- Directive:
Go through the listing and copy each line with the string "corr".

==== Data for this exercise ====

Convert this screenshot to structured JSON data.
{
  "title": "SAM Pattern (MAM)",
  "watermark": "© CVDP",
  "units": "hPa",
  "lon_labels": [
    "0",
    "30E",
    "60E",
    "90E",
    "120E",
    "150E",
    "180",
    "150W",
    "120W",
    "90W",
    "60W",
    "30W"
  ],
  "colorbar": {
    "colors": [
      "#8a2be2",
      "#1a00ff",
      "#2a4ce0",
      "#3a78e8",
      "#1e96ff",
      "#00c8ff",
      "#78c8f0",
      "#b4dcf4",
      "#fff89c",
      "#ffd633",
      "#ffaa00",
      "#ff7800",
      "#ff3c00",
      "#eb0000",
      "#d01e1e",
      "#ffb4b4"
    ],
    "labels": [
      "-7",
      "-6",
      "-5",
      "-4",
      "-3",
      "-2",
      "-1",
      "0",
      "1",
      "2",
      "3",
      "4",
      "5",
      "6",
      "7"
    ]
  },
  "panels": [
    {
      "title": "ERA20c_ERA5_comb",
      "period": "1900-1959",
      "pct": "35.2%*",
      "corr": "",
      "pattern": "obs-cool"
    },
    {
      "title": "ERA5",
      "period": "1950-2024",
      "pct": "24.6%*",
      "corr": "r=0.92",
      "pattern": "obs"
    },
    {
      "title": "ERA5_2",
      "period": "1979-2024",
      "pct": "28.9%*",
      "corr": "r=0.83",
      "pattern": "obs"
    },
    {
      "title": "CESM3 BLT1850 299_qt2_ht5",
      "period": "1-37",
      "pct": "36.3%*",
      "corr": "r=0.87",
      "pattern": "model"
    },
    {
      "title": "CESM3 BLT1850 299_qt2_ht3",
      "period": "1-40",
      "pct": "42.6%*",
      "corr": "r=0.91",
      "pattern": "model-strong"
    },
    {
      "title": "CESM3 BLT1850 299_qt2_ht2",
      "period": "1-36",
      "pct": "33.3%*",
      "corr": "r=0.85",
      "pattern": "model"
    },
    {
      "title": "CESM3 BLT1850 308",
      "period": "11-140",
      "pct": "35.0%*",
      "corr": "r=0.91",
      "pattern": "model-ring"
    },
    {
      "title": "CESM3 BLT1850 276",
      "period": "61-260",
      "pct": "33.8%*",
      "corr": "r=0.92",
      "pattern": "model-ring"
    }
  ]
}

====

- Answer to the exercise:
      "corr": "",
      "corr": "r=0.92",
      "corr": "r=0.83",
      "corr": "r=0.87",
      "corr": "r=0.91",
      "corr": "r=0.85",
      "corr": "r=0.91",
      "corr": "r=0.92",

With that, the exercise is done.